How many lines hold the string "Compact"? Reply with the number alone.

━━━━━━━━━━━━━━━━

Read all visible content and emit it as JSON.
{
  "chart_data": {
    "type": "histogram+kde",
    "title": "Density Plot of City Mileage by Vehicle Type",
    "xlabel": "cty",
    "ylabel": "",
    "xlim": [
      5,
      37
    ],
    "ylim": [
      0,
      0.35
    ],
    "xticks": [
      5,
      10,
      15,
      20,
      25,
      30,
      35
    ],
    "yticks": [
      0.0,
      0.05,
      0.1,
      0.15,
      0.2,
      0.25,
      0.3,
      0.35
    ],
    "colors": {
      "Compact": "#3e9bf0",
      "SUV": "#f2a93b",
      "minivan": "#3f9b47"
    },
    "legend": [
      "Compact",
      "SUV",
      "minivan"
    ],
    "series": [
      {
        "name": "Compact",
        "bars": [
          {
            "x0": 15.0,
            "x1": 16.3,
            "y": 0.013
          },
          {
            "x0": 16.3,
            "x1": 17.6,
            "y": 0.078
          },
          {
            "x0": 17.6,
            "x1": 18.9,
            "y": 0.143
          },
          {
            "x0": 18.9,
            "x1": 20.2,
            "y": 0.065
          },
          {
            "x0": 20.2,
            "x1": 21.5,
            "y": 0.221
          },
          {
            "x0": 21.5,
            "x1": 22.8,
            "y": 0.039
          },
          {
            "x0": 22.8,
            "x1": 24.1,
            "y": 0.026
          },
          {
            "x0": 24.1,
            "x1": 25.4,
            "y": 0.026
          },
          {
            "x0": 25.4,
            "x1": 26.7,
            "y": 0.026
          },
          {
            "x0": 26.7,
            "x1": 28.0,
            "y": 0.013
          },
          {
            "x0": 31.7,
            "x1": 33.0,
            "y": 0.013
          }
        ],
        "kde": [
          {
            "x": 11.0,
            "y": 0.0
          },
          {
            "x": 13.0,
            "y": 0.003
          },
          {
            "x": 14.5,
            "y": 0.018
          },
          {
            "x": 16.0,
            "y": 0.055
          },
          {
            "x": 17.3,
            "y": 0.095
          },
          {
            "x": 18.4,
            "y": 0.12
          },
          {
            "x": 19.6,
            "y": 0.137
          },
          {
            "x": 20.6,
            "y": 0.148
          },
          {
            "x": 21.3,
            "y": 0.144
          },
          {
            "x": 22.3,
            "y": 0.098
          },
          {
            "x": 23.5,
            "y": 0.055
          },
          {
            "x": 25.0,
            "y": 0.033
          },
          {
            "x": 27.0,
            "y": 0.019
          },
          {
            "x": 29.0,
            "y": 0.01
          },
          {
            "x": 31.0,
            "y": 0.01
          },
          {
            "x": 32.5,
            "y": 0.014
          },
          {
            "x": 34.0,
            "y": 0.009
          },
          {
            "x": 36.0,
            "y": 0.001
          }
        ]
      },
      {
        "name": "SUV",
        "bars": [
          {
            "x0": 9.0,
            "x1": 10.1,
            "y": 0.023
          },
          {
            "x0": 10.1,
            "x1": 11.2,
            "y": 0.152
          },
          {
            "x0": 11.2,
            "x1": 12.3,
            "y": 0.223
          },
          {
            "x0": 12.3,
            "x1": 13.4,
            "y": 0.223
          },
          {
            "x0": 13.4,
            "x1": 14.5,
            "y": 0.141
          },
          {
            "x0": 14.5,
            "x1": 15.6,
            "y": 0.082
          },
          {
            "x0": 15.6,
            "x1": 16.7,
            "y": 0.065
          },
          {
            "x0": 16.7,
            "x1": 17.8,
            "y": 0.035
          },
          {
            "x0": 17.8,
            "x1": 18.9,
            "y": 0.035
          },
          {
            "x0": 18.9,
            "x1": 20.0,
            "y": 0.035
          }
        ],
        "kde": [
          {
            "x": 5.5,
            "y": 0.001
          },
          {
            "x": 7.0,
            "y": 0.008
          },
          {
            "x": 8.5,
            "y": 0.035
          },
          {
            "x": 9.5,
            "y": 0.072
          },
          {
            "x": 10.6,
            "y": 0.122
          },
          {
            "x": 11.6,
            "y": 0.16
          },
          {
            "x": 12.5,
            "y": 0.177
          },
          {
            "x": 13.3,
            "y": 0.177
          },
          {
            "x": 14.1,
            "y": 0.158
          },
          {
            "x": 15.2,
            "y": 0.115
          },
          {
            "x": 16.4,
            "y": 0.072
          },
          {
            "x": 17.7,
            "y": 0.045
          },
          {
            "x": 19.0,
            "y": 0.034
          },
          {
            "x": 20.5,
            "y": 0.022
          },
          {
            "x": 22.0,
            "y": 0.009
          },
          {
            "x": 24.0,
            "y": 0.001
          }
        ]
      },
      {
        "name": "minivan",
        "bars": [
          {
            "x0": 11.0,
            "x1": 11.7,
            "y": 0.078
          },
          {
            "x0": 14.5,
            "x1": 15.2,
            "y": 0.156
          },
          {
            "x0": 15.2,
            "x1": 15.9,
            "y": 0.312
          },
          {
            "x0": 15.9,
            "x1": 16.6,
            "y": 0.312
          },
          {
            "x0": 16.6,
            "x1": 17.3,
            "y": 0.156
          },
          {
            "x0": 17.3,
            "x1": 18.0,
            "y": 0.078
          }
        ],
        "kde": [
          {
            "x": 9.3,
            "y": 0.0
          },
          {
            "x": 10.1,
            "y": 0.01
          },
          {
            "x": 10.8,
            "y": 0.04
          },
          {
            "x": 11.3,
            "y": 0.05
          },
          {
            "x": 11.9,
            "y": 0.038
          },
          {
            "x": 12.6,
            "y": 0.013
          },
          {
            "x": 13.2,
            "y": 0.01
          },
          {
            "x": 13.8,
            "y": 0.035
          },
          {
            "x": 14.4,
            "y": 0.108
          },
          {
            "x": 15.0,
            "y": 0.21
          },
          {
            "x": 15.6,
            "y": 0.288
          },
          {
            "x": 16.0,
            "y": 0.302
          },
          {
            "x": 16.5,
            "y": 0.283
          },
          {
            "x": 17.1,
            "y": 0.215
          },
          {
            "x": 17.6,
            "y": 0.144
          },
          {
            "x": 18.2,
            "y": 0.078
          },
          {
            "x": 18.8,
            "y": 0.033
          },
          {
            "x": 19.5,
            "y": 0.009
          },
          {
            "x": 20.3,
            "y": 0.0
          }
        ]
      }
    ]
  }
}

━━━━━━━━━━━━━━━━

• **WORKED ANSWER**: 3